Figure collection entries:
-------

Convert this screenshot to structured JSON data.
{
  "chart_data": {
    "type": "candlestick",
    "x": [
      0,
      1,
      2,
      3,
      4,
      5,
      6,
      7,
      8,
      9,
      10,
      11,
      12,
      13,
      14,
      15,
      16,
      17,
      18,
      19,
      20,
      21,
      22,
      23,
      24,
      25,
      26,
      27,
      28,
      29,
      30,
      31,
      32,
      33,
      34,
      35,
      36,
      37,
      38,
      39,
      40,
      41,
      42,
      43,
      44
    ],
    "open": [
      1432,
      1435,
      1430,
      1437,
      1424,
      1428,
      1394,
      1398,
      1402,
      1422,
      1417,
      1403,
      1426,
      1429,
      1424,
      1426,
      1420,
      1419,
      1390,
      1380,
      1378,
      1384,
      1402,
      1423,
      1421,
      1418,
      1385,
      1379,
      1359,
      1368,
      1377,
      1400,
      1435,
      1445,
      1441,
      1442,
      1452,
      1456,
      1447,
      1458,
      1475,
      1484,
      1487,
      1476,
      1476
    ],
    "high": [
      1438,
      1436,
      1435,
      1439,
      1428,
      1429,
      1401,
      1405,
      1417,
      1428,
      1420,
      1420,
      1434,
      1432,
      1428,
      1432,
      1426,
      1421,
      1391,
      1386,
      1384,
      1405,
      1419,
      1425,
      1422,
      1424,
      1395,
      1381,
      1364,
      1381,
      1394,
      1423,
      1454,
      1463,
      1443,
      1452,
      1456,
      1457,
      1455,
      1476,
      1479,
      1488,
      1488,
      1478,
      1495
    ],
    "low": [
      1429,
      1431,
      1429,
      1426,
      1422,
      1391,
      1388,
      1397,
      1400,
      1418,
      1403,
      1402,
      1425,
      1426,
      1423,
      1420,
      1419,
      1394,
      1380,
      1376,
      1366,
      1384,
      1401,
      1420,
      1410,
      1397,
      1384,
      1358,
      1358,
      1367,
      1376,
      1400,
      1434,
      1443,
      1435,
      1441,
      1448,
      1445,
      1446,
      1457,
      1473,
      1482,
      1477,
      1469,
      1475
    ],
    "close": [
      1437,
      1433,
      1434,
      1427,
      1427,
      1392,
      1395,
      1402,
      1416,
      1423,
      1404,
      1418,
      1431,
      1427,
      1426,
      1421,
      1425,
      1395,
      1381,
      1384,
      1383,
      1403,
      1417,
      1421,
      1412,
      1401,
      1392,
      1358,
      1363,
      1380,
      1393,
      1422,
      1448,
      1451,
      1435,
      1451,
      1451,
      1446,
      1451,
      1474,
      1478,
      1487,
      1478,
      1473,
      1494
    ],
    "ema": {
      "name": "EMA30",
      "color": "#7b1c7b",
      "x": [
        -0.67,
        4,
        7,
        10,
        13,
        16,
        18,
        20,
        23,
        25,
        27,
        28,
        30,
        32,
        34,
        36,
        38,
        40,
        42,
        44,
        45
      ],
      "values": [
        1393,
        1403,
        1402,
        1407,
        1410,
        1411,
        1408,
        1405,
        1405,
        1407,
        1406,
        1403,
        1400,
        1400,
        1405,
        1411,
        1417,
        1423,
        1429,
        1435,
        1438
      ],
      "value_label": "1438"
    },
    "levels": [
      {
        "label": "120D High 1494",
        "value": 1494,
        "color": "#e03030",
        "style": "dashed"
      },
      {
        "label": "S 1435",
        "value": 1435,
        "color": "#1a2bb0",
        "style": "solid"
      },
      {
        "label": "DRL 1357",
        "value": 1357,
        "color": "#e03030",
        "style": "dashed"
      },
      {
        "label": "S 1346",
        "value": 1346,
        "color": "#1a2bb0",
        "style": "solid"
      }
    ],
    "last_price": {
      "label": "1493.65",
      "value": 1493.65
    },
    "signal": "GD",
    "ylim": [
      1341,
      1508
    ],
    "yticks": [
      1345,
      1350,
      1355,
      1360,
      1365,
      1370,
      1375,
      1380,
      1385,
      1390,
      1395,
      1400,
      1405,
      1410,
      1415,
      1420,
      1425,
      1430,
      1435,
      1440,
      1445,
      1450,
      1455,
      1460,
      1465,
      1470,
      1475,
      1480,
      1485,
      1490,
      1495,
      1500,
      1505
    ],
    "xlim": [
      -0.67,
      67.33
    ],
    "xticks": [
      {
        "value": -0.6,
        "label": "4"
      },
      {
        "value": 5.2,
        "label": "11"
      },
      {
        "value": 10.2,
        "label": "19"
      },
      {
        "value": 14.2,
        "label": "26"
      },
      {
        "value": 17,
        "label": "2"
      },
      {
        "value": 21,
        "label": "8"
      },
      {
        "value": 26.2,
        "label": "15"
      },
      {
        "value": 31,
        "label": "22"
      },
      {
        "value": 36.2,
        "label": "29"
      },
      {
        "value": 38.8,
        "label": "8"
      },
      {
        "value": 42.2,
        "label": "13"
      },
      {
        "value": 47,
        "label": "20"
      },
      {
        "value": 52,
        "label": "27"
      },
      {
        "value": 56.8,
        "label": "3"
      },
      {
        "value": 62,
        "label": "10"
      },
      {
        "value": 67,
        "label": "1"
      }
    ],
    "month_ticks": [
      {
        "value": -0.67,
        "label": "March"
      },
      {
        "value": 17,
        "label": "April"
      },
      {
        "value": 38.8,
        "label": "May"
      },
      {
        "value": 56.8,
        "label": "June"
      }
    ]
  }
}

-------

• Work to complete: Output the listing above word for word.

• Exercise result:
Convert this screenshot to structured JSON data.
{
  "chart_data": {
    "type": "candlestick",
    "x": [
      0,
      1,
      2,
      3,
      4,
      5,
      6,
      7,
      8,
      9,
      10,
      11,
      12,
      13,
      14,
      15,
      16,
      17,
      18,
      19,
      20,
      21,
      22,
      23,
      24,
      25,
      26,
      27,
      28,
      29,
      30,
      31,
      32,
      33,
      34,
      35,
      36,
      37,
      38,
      39,
      40,
      41,
      42,
      43,
      44
    ],
    "open": [
      1432,
      1435,
      1430,
      1437,
      1424,
      1428,
      1394,
      1398,
      1402,
      1422,
      1417,
      1403,
      1426,
      1429,
      1424,
      1426,
      1420,
      1419,
      1390,
      1380,
      1378,
      1384,
      1402,
      1423,
      1421,
      1418,
      1385,
      1379,
      1359,
      1368,
      1377,
      1400,
      1435,
      1445,
      1441,
      1442,
      1452,
      1456,
      1447,
      1458,
      1475,
      1484,
      1487,
      1476,
      1476
    ],
    "high": [
      1438,
      1436,
      1435,
      1439,
      1428,
      1429,
      1401,
      1405,
      1417,
      1428,
      1420,
      1420,
      1434,
      1432,
      1428,
      1432,
      1426,
      1421,
      1391,
      1386,
      1384,
      1405,
      1419,
      1425,
      1422,
      1424,
      1395,
      1381,
      1364,
      1381,
      1394,
      1423,
      1454,
      1463,
      1443,
      1452,
      1456,
      1457,
      1455,
      1476,
      1479,
      1488,
      1488,
      1478,
      1495
    ],
    "low": [
      1429,
      1431,
      1429,
      1426,
      1422,
      1391,
      1388,
      1397,
      1400,
      1418,
      1403,
      1402,
      1425,
      1426,
      1423,
      1420,
      1419,
      1394,
      1380,
      1376,
      1366,
      1384,
      1401,
      1420,
      1410,
      1397,
      1384,
      1358,
      1358,
      1367,
      1376,
      1400,
      1434,
      1443,
      1435,
      1441,
      1448,
      1445,
      1446,
      1457,
      1473,
      1482,
      1477,
      1469,
      1475
    ],
    "close": [
      1437,
      1433,
      1434,
      1427,
      1427,
      1392,
      1395,
      1402,
      1416,
      1423,
      1404,
      1418,
      1431,
      1427,
      1426,
      1421,
      1425,
      1395,
      1381,
      1384,
      1383,
      1403,
      1417,
      1421,
      1412,
      1401,
      1392,
      1358,
      1363,
      1380,
      1393,
      1422,
      1448,
      1451,
      1435,
      1451,
      1451,
      1446,
      1451,
      1474,
      1478,
      1487,
      1478,
      1473,
      1494
    ],
    "ema": {
      "name": "EMA30",
      "color": "#7b1c7b",
      "x": [
        -0.67,
        4,
        7,
        10,
        13,
        16,
        18,
        20,
        23,
        25,
        27,
        28,
        30,
        32,
        34,
        36,
        38,
        40,
        42,
        44,
        45
      ],
      "values": [
        1393,
        1403,
        1402,
        1407,
        1410,
        1411,
        1408,
        1405,
        1405,
        1407,
        1406,
        1403,
        1400,
        1400,
        1405,
        1411,
        1417,
        1423,
        1429,
        1435,
        1438
      ],
      "value_label": "1438"
    },
    "levels": [
      {
        "label": "120D High 1494",
        "value": 1494,
        "color": "#e03030",
        "style": "dashed"
      },
      {
        "label": "S 1435",
        "value": 1435,
        "color": "#1a2bb0",
        "style": "solid"
      },
      {
        "label": "DRL 1357",
        "value": 1357,
        "color": "#e03030",
        "style": "dashed"
      },
      {
        "label": "S 1346",
        "value": 1346,
        "color": "#1a2bb0",
        "style": "solid"
      }
    ],
    "last_price": {
      "label": "1493.65",
      "value": 1493.65
    },
    "signal": "GD",
    "ylim": [
      1341,
      1508
    ],
    "yticks": [
      1345,
      1350,
      1355,
      1360,
      1365,
      1370,
      1375,
      1380,
      1385,
      1390,
      1395,
      1400,
      1405,
      1410,
      1415,
      1420,
      1425,
      1430,
      1435,
      1440,
      1445,
      1450,
      1455,
      1460,
      1465,
      1470,
      1475,
      1480,
      1485,
      1490,
      1495,
      1500,
      1505
    ],
    "xlim": [
      -0.67,
      67.33
    ],
    "xticks": [
      {
        "value": -0.6,
        "label": "4"
      },
      {
        "value": 5.2,
        "label": "11"
      },
      {
        "value": 10.2,
        "label": "19"
      },
      {
        "value": 14.2,
        "label": "26"
      },
      {
        "value": 17,
        "label": "2"
      },
      {
        "value": 21,
        "label": "8"
      },
      {
        "value": 26.2,
        "label": "15"
      },
      {
        "value": 31,
        "label": "22"
      },
      {
        "value": 36.2,
        "label": "29"
      },
      {
        "value": 38.8,
        "label": "8"
      },
      {
        "value": 42.2,
        "label": "13"
      },
      {
        "value": 47,
        "label": "20"
      },
      {
        "value": 52,
        "label": "27"
      },
      {
        "value": 56.8,
        "label": "3"
      },
      {
        "value": 62,
        "label": "10"
      },
      {
        "value": 67,
        "label": "1"
      }
    ],
    "month_ticks": [
      {
        "value": -0.67,
        "label": "March"
      },
      {
        "value": 17,
        "label": "April"
      },
      {
        "value": 38.8,
        "label": "May"
      },
      {
        "value": 56.8,
        "label": "June"
      }
    ]
  }
}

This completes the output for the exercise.